Listed records:

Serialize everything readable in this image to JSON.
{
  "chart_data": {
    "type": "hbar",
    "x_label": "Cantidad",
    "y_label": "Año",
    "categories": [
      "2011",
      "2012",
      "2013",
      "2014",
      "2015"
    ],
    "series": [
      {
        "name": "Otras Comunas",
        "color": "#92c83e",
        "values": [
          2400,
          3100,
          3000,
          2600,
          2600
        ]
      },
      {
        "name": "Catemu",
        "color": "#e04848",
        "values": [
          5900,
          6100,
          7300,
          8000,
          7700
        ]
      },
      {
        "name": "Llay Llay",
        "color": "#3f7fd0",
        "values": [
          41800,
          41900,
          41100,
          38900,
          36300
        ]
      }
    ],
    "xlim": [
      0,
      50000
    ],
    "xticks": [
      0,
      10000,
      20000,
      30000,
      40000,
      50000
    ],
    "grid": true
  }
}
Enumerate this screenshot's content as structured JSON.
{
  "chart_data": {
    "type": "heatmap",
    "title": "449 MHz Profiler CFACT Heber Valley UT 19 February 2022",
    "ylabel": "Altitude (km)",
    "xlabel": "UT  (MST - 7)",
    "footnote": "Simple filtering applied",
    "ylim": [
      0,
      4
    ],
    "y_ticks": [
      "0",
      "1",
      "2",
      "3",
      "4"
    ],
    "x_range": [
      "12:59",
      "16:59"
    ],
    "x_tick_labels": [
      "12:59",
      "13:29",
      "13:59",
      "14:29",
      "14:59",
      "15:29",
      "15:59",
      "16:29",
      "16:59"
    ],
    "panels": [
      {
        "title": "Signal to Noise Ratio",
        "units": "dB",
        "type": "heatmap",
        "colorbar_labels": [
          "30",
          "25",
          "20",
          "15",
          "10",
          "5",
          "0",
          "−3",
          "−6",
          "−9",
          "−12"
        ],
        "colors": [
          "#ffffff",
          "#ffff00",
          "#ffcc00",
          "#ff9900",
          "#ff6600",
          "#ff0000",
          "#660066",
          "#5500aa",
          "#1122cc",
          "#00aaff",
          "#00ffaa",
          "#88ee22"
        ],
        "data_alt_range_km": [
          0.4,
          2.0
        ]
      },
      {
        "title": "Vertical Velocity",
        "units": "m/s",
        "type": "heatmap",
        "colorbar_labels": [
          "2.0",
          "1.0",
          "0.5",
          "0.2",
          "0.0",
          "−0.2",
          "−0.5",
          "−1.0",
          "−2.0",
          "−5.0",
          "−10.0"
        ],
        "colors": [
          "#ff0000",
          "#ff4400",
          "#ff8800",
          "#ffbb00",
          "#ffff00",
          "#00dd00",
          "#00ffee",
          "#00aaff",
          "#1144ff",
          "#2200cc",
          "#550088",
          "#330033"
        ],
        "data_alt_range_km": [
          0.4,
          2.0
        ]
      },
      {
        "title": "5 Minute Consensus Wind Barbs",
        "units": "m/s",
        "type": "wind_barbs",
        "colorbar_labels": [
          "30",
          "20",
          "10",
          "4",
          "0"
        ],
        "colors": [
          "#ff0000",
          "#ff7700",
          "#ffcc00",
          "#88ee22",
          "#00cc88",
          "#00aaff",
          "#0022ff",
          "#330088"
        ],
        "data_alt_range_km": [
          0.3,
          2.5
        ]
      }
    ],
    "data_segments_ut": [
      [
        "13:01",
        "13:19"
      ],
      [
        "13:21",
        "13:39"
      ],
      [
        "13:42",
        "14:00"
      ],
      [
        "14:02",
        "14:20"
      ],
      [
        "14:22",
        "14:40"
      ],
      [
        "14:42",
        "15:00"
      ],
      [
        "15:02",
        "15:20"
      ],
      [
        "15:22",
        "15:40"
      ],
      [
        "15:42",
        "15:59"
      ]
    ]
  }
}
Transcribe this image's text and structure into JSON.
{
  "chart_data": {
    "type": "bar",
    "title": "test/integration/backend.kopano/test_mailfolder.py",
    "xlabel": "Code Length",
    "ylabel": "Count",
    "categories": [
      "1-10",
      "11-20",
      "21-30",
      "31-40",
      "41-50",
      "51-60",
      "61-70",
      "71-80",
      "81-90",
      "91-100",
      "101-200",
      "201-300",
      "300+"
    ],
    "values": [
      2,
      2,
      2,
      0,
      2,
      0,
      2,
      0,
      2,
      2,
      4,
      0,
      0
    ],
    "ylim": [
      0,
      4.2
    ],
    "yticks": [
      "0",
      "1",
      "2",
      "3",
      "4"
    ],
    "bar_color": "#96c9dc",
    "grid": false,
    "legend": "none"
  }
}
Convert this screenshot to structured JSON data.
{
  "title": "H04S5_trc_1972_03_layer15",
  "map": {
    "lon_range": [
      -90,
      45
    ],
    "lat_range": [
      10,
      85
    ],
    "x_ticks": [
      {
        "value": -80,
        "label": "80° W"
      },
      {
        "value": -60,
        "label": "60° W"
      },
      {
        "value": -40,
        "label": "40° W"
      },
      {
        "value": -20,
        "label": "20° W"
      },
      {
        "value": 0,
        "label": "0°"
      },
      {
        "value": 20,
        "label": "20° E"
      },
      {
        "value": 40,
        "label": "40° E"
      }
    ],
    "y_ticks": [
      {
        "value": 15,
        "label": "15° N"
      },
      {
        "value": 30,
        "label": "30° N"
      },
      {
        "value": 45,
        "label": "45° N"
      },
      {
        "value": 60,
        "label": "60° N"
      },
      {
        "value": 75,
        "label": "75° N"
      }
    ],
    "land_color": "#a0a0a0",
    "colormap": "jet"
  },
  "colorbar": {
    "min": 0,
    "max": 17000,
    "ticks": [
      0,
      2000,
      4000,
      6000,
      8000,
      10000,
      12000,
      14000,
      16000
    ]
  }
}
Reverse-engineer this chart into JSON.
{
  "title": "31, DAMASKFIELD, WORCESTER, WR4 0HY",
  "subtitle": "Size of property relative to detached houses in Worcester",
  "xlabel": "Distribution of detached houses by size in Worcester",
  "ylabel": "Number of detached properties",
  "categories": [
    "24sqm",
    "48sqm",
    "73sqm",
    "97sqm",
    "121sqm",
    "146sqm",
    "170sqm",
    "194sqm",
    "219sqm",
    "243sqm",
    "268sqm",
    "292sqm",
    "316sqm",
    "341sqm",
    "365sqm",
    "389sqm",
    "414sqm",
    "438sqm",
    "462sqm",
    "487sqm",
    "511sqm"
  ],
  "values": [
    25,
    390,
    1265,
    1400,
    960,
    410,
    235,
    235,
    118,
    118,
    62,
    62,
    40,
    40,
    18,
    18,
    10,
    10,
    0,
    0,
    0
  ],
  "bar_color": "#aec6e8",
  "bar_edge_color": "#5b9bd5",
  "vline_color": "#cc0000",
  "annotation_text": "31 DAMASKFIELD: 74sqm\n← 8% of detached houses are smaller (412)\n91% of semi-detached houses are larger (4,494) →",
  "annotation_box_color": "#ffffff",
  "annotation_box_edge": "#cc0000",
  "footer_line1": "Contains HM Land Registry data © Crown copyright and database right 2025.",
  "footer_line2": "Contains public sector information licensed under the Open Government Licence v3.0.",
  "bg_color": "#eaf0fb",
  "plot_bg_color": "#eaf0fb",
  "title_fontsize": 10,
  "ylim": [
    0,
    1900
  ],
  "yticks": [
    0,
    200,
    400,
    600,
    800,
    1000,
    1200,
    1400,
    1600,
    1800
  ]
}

Work to do: Using the data above, copy each line that contains "ylabel".

Exercise solution:
    "ylabel": "Altitude (km)",
    "ylabel": "Count",
  "ylabel": "Number of detached properties",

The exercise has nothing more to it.